Direction - Copy out the lines of the records word for word, starting at the line that contains "List every element" and ending after the line that contains "page-header-note: 下载后可任意编辑: [426, 68, 523, 82]".

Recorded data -

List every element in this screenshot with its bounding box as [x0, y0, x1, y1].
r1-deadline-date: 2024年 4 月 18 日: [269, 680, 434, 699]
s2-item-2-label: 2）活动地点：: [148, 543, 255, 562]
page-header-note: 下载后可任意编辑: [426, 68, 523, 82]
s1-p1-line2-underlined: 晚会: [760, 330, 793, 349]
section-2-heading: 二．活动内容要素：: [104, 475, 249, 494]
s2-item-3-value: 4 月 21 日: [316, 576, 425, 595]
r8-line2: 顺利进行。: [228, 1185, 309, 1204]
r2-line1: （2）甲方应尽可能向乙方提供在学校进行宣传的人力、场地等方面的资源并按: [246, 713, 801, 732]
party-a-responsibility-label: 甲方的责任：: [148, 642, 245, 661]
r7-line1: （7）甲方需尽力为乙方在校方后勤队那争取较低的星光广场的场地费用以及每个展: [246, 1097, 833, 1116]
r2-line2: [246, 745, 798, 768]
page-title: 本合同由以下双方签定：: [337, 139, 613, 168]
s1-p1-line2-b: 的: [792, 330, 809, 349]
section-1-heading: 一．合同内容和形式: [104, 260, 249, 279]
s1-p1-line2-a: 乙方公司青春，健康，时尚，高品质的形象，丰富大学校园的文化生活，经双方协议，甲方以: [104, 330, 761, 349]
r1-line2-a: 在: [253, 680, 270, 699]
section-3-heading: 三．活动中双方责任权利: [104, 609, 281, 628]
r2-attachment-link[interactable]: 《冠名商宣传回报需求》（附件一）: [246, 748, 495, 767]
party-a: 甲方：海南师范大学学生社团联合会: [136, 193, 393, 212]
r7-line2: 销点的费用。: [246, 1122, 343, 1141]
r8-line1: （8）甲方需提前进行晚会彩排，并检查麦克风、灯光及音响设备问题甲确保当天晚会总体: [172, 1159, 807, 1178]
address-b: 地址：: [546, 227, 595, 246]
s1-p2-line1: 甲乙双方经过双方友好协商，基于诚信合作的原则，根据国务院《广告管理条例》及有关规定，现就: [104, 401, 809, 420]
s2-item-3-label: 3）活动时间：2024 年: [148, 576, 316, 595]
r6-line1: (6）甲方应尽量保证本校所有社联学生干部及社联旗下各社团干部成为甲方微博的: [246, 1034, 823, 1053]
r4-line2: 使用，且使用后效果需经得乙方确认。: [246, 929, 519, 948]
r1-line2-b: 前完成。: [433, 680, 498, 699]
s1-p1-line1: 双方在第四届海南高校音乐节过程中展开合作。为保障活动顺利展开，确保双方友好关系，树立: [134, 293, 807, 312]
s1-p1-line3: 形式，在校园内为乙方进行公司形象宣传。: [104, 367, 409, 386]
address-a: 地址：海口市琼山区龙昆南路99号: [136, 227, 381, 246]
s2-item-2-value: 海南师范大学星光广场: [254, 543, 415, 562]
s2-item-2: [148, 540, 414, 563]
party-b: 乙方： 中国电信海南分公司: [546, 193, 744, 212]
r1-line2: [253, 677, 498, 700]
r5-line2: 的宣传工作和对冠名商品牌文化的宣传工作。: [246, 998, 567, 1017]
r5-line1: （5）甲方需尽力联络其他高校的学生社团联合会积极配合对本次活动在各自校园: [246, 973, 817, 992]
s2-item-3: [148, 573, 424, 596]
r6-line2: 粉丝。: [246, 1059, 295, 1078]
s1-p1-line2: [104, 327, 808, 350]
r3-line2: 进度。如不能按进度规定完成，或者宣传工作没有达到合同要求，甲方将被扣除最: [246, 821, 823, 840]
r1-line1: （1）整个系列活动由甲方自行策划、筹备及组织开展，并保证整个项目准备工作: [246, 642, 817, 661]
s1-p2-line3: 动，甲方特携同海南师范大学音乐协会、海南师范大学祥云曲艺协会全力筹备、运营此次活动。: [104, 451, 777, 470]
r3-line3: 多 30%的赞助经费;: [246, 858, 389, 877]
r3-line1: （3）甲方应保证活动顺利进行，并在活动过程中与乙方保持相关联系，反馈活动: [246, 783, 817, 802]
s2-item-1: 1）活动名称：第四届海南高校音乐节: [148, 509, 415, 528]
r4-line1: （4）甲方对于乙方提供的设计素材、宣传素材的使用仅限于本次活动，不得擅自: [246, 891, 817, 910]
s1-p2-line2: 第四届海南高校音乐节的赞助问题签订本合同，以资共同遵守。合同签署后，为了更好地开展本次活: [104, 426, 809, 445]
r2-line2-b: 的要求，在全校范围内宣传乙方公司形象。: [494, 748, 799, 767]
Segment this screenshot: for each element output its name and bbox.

---

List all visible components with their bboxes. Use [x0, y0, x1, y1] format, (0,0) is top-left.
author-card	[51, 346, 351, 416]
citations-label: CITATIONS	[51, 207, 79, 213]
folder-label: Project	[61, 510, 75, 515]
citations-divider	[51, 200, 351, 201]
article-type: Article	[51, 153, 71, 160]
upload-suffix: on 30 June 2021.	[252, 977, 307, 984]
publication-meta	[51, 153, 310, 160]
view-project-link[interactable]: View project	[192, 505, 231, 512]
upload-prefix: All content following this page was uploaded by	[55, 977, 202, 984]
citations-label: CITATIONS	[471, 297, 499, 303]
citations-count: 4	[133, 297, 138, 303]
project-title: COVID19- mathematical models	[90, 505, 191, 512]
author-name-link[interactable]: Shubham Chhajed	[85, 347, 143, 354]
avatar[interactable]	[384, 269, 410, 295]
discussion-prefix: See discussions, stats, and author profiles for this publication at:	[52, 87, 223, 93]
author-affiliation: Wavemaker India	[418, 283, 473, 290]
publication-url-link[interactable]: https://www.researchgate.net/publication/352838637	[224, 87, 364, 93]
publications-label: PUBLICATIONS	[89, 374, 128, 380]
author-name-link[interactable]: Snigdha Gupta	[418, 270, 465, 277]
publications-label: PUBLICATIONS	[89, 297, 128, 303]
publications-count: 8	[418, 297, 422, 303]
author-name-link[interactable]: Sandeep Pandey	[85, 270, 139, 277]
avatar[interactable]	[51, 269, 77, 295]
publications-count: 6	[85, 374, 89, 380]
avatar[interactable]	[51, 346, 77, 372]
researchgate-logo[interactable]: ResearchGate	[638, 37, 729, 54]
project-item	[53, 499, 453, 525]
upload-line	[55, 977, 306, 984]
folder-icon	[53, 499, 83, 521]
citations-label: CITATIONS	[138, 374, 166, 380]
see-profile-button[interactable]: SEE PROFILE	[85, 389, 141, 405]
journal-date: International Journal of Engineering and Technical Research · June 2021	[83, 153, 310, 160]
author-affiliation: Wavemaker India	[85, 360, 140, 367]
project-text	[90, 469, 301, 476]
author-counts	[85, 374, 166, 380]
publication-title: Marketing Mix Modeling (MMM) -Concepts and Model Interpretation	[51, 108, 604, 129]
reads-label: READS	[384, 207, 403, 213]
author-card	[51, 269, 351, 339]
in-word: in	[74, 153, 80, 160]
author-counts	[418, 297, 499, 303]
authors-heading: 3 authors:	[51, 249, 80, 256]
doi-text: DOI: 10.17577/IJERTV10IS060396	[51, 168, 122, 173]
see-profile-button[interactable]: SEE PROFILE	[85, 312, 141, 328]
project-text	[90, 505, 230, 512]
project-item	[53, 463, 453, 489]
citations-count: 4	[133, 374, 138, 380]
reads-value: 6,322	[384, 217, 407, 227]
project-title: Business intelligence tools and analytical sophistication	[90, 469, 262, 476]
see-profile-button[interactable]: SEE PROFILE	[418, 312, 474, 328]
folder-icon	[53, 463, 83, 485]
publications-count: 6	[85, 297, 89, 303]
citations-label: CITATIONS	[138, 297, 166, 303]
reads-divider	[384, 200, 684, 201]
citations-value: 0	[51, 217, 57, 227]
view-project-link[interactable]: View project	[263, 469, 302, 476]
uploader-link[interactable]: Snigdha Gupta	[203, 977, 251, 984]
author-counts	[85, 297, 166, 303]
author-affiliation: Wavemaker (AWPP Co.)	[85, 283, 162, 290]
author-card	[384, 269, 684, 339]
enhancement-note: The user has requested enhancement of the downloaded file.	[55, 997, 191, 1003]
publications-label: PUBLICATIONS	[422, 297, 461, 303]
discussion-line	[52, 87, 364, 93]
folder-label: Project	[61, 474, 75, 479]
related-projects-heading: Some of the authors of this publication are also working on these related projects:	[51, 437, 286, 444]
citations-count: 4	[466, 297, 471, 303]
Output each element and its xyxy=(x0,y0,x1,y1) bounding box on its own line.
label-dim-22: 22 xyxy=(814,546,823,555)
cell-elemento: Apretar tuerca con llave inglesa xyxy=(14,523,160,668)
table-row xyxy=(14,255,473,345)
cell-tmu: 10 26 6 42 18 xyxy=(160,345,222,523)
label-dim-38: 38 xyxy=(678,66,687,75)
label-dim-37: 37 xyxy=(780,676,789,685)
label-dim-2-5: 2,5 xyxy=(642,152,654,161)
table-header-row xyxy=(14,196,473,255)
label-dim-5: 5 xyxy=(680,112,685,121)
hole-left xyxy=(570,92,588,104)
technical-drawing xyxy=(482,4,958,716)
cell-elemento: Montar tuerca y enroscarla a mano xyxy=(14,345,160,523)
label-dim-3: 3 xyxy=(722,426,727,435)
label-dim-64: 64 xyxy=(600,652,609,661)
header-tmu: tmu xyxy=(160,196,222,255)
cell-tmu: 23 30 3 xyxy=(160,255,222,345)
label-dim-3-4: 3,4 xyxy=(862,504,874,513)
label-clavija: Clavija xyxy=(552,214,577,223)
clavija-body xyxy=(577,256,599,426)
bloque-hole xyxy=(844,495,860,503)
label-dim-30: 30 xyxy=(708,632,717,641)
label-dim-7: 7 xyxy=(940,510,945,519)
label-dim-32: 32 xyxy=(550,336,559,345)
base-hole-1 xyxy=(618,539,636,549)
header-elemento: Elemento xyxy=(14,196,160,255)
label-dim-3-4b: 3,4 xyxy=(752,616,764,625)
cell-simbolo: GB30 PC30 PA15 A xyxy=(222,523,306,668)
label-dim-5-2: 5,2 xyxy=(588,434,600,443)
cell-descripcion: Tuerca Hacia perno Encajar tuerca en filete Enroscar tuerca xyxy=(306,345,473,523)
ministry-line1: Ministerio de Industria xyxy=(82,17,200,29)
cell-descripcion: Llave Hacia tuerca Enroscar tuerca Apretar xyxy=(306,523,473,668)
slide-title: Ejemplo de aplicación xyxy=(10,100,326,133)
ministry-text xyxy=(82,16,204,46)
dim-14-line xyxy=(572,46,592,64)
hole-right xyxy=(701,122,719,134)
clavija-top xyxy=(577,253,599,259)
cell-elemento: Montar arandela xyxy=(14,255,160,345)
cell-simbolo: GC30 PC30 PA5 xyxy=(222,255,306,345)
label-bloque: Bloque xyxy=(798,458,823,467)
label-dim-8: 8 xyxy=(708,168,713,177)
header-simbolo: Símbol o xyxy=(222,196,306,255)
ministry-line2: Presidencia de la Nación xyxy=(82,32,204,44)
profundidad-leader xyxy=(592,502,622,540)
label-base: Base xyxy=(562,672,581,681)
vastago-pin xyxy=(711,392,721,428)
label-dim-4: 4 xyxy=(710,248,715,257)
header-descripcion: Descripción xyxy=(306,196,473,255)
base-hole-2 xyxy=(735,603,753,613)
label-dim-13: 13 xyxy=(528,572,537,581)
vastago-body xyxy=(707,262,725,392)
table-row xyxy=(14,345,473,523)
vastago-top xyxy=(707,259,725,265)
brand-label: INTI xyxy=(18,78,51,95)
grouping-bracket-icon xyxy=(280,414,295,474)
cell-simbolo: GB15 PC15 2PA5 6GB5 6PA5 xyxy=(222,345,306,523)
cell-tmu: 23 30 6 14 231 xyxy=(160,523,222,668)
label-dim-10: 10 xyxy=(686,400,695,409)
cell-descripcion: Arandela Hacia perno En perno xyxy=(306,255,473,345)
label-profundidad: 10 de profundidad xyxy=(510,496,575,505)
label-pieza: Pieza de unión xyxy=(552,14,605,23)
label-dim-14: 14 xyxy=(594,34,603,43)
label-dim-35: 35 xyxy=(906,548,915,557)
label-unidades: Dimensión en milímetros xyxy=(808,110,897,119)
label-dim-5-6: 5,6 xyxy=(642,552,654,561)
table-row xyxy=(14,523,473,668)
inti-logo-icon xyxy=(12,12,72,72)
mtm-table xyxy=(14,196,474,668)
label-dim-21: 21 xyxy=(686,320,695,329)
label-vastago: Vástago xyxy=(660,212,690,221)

...

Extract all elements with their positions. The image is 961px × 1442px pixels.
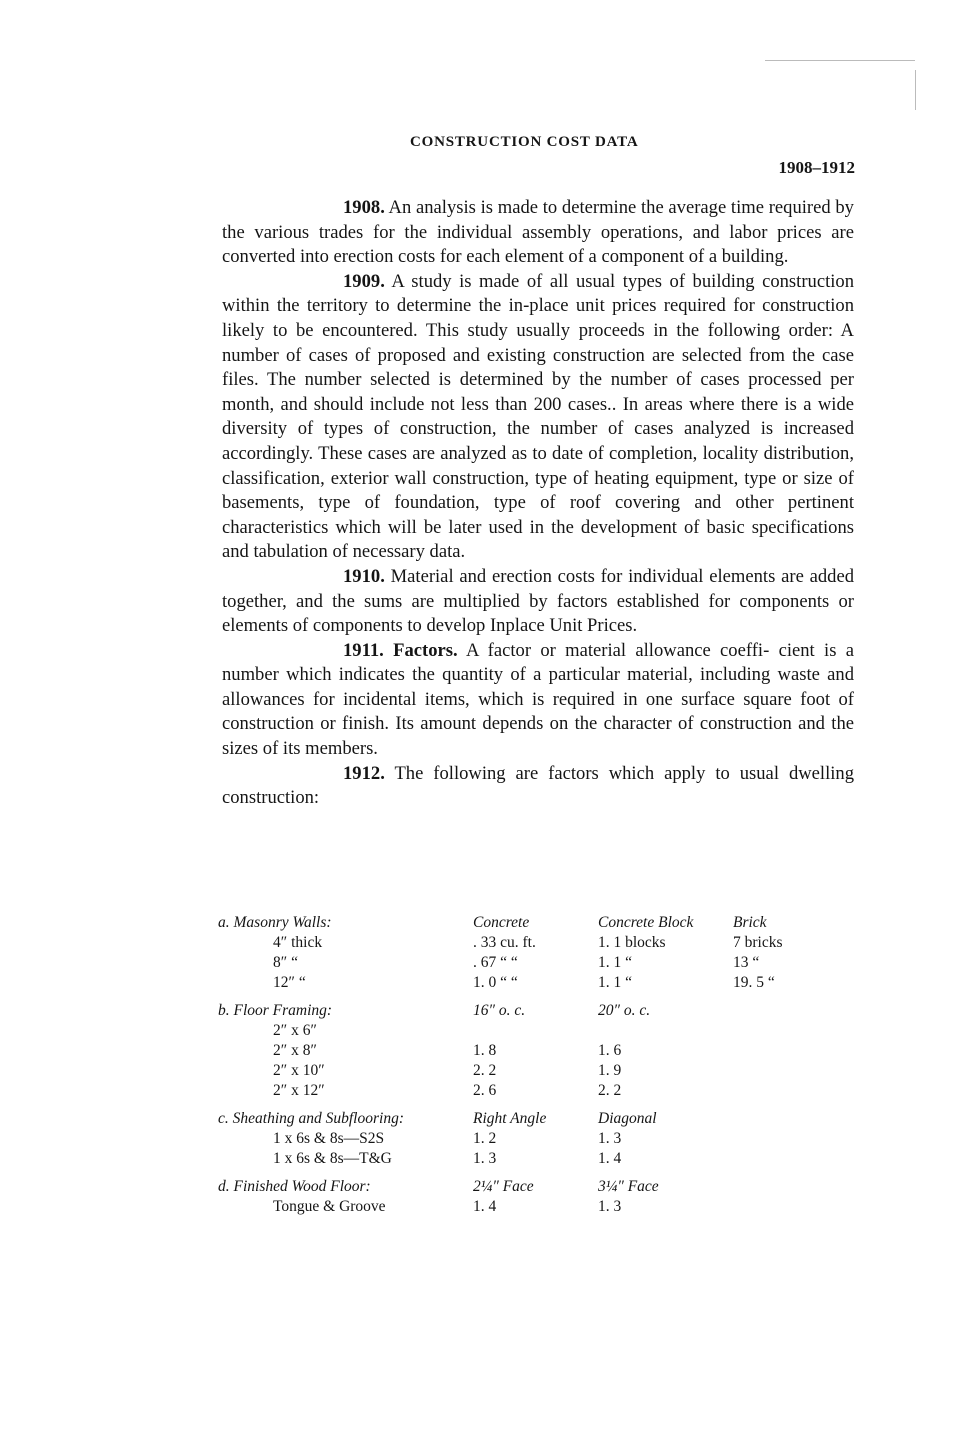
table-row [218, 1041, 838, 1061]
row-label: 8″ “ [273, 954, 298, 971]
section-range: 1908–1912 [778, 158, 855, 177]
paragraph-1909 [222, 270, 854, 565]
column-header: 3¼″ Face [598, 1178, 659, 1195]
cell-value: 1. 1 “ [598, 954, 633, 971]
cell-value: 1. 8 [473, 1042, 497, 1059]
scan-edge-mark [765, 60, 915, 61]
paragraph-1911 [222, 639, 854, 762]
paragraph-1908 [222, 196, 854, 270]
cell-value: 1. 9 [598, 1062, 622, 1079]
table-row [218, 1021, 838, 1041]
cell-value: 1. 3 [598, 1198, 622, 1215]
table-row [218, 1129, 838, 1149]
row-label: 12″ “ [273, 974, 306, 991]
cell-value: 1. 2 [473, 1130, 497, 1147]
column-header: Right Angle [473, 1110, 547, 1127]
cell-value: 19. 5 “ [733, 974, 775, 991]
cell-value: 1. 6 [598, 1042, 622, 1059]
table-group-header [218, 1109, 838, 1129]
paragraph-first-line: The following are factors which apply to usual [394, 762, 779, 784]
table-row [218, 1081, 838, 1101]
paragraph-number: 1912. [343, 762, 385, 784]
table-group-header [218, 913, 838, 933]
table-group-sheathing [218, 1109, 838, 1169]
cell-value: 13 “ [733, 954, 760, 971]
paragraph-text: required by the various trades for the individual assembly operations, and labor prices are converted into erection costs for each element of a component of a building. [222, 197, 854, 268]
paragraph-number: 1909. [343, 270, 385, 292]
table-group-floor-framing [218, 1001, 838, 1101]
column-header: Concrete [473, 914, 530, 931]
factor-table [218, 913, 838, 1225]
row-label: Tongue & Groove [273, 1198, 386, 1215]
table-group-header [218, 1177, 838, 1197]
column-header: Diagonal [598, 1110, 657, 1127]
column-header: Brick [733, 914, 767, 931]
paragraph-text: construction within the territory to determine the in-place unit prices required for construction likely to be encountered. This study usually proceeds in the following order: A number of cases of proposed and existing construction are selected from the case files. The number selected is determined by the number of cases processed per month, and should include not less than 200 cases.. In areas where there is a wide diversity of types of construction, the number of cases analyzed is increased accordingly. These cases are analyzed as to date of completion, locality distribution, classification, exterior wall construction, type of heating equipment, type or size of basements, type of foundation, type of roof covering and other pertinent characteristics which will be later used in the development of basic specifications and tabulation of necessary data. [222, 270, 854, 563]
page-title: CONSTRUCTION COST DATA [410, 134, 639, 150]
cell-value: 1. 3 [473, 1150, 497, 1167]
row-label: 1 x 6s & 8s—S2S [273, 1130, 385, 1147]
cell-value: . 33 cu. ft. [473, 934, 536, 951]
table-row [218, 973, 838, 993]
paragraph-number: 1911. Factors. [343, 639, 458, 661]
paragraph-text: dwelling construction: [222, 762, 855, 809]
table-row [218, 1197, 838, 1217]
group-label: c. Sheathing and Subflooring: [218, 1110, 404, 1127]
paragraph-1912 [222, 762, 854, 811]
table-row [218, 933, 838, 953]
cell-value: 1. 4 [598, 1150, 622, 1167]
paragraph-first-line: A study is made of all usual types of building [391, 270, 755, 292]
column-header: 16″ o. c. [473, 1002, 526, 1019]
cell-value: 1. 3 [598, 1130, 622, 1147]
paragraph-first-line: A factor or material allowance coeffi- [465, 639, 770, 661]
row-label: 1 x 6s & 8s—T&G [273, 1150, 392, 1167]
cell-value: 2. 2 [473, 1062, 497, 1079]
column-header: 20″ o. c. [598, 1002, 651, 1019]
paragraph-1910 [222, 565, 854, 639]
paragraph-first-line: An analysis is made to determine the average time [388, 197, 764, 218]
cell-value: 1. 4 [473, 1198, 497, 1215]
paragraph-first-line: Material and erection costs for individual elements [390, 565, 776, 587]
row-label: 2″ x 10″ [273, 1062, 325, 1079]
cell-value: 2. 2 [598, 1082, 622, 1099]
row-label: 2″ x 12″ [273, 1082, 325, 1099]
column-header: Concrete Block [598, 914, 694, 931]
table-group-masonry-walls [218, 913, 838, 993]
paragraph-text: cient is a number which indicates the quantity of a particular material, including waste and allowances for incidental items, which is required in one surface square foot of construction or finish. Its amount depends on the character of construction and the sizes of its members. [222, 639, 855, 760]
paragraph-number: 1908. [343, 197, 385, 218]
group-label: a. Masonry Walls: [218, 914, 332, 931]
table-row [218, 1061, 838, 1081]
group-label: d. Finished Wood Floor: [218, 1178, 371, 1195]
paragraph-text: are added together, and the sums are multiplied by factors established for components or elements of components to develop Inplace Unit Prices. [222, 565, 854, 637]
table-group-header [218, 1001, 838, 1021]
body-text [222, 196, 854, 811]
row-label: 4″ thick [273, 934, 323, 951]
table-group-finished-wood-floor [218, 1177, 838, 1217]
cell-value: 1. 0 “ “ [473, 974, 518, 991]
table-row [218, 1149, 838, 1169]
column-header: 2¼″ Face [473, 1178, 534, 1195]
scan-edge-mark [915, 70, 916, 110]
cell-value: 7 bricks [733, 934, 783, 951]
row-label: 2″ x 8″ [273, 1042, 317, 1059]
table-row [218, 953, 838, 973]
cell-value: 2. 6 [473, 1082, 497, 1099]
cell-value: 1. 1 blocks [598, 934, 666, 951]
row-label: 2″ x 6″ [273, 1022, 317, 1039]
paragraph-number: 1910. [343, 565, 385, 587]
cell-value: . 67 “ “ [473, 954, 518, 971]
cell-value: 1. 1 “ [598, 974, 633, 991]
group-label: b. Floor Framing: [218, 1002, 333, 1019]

Task response -
List every element in this screenshot with its bounding box as [x0, y0, x1, y1].
r1-deadline-date: 2024年 4 月 18 日: [269, 680, 434, 699]
s2-item-2-label: 2）活动地点：: [148, 543, 255, 562]
page-header-note: 下载后可任意编辑: [426, 68, 523, 82]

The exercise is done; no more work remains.